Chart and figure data
============================================================
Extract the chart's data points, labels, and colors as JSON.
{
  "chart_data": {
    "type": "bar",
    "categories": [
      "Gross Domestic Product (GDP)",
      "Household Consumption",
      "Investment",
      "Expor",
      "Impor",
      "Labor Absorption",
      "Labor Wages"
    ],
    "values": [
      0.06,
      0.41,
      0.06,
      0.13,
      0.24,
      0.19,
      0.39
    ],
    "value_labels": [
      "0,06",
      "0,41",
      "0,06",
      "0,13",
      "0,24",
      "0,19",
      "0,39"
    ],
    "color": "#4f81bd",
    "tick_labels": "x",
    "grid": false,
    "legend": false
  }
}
============================================================
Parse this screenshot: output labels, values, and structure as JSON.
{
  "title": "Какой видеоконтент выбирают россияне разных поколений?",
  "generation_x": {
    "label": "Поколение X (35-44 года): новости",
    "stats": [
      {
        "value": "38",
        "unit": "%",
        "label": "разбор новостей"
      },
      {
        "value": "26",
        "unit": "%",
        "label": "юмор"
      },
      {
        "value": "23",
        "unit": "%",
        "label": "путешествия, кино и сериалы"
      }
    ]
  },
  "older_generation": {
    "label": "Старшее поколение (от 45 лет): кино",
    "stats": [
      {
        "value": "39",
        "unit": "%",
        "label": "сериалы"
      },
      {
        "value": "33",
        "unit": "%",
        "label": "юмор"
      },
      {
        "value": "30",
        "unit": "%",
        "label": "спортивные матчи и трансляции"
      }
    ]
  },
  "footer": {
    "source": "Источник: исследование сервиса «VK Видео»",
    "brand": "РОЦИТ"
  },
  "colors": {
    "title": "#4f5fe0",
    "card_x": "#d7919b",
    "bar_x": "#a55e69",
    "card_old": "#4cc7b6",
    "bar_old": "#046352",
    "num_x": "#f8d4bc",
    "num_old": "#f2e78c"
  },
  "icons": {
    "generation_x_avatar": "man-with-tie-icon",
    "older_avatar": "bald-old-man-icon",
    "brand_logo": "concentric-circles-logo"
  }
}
============================================================
## [PROBLEM DETAILS]
Identify each line containing the string "title" and copy it out.

## [EXERCISE OUTPUT]
  "title": "Какой видеоконтент выбирают россияне разных поколений?",
    "title": "#4f5fe0",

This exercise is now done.